_PAGE EXTRACT_
Ultimately, however, we all know that the last bloody thing Jack needs is a love interest, much less a family getting in the way. Season 1, anybody? Kim and her mother couldn’t farkin’ go to the bathroom without being kidnapped as they were passing through the hallway. Of course, this led to Jack killing more vermin, which is always a good thing, but still. Knock it off, writers, or I’m going to knock something off alright. It’s between your shoulders, in case you’re wondering.
So Jack goes off to strangle Cummings in his own intestines, judging by the fact that he was in a pretty good mood at this point. Inasmuch as there is such a thing as a “good mood” where Jack Bauer is concerned, which of course there isn’t. His idea of a “good mood” would make Ginghis Khan crap in the ears of his pony. But we digress. So he calls Mike Novick on his magical cell and, happily for Mike, he doesn’t push the wrong button. It would’ve made a mess, we’re sure.
Unfortunately, somebody else were listening in on the call. You’d have thunk that Jack would suspect such a thing by now, seeing as how he already knows that somebody in a high place had managed to find out that he was alive and located him while he was still “dead” (what? You didn’t watch the prequel? Shame!), not to mention the fact that he has a pretty good idea by now that mystery man is Cummings.

[Dataset entries]
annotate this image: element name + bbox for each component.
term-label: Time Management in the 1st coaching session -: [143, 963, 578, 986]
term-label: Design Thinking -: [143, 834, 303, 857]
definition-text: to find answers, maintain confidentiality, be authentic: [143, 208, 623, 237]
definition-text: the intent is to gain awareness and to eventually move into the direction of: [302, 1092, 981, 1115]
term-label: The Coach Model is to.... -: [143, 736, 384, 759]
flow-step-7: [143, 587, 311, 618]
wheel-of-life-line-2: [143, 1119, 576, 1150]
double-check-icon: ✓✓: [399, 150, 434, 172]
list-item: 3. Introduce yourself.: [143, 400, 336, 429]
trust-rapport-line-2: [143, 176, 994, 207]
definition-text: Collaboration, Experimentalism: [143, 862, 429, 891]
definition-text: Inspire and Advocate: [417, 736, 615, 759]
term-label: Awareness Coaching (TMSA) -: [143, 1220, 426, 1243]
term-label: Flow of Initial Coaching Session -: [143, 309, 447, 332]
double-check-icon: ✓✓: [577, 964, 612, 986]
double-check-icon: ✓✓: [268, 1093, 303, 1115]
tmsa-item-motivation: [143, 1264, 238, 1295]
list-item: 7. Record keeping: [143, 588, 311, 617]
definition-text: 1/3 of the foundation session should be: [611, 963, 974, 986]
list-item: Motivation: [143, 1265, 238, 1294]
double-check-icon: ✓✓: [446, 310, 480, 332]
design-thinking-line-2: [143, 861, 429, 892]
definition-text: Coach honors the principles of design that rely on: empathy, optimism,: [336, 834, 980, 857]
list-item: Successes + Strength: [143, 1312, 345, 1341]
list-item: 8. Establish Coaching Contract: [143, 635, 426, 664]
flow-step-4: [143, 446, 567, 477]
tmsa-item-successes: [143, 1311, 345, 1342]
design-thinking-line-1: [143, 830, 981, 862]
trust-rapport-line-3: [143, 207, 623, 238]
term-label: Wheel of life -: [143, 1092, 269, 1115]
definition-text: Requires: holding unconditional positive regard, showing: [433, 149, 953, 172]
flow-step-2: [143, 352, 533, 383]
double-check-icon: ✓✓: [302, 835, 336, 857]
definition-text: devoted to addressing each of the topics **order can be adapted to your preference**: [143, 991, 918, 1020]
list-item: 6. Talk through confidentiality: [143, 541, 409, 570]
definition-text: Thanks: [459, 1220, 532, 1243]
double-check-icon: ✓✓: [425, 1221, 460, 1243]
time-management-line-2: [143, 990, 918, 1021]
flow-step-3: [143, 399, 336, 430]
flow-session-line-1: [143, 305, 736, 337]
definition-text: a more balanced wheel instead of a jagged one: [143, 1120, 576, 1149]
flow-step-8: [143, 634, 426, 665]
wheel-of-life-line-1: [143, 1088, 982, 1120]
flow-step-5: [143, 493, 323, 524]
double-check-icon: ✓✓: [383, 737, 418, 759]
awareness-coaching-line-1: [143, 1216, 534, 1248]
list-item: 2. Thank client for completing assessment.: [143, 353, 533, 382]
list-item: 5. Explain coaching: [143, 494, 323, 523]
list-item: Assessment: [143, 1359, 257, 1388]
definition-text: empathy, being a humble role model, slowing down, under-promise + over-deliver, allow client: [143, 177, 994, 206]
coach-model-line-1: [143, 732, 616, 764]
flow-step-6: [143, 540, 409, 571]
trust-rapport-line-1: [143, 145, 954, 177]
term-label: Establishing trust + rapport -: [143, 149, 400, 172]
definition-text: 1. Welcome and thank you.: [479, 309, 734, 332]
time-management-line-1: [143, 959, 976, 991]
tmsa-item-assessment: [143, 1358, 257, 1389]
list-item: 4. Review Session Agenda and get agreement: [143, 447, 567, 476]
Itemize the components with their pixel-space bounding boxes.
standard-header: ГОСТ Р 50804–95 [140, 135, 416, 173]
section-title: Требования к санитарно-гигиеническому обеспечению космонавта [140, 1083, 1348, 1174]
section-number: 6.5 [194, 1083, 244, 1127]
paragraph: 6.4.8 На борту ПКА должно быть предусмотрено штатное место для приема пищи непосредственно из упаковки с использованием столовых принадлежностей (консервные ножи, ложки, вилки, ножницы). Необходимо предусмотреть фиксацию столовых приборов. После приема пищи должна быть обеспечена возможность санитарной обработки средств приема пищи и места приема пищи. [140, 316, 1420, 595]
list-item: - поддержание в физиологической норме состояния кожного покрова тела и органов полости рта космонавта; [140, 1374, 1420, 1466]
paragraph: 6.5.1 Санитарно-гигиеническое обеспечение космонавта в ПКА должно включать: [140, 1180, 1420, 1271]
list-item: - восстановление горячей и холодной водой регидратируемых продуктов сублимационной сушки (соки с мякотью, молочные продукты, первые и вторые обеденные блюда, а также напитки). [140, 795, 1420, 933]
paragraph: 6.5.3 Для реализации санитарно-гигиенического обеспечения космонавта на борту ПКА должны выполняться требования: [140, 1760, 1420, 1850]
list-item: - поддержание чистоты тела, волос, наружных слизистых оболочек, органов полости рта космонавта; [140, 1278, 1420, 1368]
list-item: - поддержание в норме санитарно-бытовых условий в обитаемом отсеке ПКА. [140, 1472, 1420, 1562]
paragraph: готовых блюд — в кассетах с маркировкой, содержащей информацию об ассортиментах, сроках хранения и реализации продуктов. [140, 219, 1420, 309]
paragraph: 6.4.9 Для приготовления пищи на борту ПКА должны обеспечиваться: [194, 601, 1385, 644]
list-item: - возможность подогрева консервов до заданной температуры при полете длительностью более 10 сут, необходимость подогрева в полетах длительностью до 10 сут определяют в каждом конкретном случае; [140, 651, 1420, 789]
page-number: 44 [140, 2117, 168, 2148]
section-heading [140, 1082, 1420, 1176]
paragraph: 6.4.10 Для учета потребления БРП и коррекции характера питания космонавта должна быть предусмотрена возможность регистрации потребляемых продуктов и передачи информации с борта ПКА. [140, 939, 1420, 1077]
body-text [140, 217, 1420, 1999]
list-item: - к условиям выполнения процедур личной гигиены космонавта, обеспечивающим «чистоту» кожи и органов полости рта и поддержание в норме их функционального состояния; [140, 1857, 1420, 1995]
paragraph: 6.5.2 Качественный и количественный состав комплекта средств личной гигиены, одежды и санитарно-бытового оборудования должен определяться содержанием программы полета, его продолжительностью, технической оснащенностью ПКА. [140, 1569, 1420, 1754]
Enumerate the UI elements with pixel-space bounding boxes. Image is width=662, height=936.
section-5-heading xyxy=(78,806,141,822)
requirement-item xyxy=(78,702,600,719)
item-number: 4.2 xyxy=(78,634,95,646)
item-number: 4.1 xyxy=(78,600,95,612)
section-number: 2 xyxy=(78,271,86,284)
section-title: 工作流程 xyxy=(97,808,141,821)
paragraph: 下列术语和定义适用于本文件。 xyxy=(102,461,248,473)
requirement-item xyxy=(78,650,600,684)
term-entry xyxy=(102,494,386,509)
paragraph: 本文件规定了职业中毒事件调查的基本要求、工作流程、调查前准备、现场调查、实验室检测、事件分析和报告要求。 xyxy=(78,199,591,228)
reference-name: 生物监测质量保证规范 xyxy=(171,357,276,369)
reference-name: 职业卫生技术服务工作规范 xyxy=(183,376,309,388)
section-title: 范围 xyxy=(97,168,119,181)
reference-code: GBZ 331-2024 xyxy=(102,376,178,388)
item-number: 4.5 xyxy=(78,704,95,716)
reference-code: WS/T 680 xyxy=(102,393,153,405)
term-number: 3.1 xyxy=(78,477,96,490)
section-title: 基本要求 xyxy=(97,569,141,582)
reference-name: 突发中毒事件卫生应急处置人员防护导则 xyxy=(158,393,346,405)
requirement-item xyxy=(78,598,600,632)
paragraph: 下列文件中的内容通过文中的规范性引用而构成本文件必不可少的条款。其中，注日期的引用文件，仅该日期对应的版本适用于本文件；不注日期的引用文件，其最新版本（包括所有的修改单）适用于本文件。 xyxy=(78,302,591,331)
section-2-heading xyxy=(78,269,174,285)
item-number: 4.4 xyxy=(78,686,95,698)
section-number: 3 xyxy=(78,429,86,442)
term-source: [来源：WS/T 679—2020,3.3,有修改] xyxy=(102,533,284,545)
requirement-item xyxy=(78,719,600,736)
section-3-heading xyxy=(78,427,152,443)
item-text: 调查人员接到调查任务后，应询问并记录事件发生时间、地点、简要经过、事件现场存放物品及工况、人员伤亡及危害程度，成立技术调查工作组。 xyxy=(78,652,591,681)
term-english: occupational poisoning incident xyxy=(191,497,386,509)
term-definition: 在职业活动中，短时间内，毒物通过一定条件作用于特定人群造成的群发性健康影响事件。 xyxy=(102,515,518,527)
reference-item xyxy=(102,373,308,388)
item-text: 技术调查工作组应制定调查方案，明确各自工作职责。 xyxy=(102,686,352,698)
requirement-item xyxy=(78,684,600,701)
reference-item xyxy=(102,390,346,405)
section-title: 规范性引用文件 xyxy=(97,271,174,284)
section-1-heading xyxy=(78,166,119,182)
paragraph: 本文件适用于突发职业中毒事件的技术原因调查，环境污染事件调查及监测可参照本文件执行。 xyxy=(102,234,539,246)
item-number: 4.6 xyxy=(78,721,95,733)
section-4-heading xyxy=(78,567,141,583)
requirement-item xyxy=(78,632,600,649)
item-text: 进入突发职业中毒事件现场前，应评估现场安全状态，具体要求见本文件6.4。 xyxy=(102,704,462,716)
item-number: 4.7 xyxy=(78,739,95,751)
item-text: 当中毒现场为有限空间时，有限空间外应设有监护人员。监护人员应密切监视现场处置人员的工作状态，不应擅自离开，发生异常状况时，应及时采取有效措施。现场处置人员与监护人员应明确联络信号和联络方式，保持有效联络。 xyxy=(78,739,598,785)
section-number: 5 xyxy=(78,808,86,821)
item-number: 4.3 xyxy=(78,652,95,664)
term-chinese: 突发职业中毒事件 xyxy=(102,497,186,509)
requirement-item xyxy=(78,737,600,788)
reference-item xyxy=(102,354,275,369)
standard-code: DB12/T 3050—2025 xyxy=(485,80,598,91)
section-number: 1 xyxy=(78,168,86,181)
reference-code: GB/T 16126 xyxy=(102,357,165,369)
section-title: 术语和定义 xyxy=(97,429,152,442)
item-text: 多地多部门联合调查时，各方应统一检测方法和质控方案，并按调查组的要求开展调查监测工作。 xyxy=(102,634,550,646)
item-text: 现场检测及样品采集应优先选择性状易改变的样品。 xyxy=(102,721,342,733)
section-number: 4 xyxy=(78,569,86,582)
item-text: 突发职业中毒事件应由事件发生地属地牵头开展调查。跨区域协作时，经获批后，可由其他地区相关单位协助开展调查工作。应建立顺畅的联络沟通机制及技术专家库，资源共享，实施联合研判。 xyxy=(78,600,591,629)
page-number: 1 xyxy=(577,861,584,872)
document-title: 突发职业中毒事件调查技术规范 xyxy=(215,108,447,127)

_REQUIRED ACTION 1_
Print the portion of the Jack Bauer recap running from "So Jack goes" down to "mess, we’re sure.".
_REQUIRED ACTION 2_
In the Jack Bauer recap, whom does Jack call on his cell phone?
_REQUIRED ACTION 3_
Go on with the Jack Bauer recap from the point where it stops.

_ANSWER 1_
So Jack goes off to strangle Cummings in his own intestines, judging by the fact that he was in a pretty good mood at this point. Inasmuch as there is such a thing as a “good mood” where Jack Bauer is concerned, which of course there isn’t. His idea of a “good mood” would make Ginghis Khan crap in the ears of his pony. But we digress. So he calls Mike Novick on his magical cell and, happily for Mike, he doesn’t push the wrong button. It would’ve made a mess, we’re sure.

_ANSWER 2_
Mike Novick

_ANSWER 3_
Has Jack fallen asleep at the switch? Of course he hasn’t. Jack doesn’t sleep. Not even when he does, which he doesn’t. Sleep is a human weakness that Jack has long since rid himself of. Clearly he meant for all of this to happen in order to root out more bad guys.
Cummings gets a call and immediately sets about convincing President Clapweasel that he only did what he did for the good of the country and that the brilliant plan is to detonate the nerve gas in Central Asia to manufacture a WMD incident, thus giving the U.S. an excuse to secure the region. Big surprise. Of course Cummings is a neo-con hawk. It’s a surprise that the writers didn’t come right out and call him “Cheney” while they were at it Obviously Mickey Moore-on guest-wrote this episode. Yaaaaawn. President Clapweasel folds like a wet house of cards (dear G-d, SOMETHING has got to happen to that moron before this day is up or I’ll dissect an aneurysm!) and Jack and Mike are rounded up and locked away.
As if locking up Jack would do anything other than piss him off, something that ranks right next to moving to a town called Sodom or Gomorrha for a swingin’ good time. Obviously Cummings and President Dickweasel forgot that Jack died, TWICE, and it STILL did nothing more than piss him off.
Oh, and Dickweasel immediately orders CTU to stand down (through Cummings, you didn’t really think that he had the backbone to give them the order himself, did you?), which Samwise Gamgee immediately agrees to. Until Bill Buchanan does the Texas Two-Step on his hairy feet and manages to talk some sense into him. He probably threatened with publishing certain photos of him and Frodo on the Internet.
In the meantime, back at the Presidential farm, Jack is out sooner than you can say “That’s Allstate’s Stand” (with a helping hand from all-around good guy, Secret Service Agent Aaron Pierce) and immediately makes a beeline for Cummings, whom he then promptly proceeds to beat the snot out of while President Dickweasel stands around whimpering like a kicked puppy, begging Aaron to intervene which he refuses to do.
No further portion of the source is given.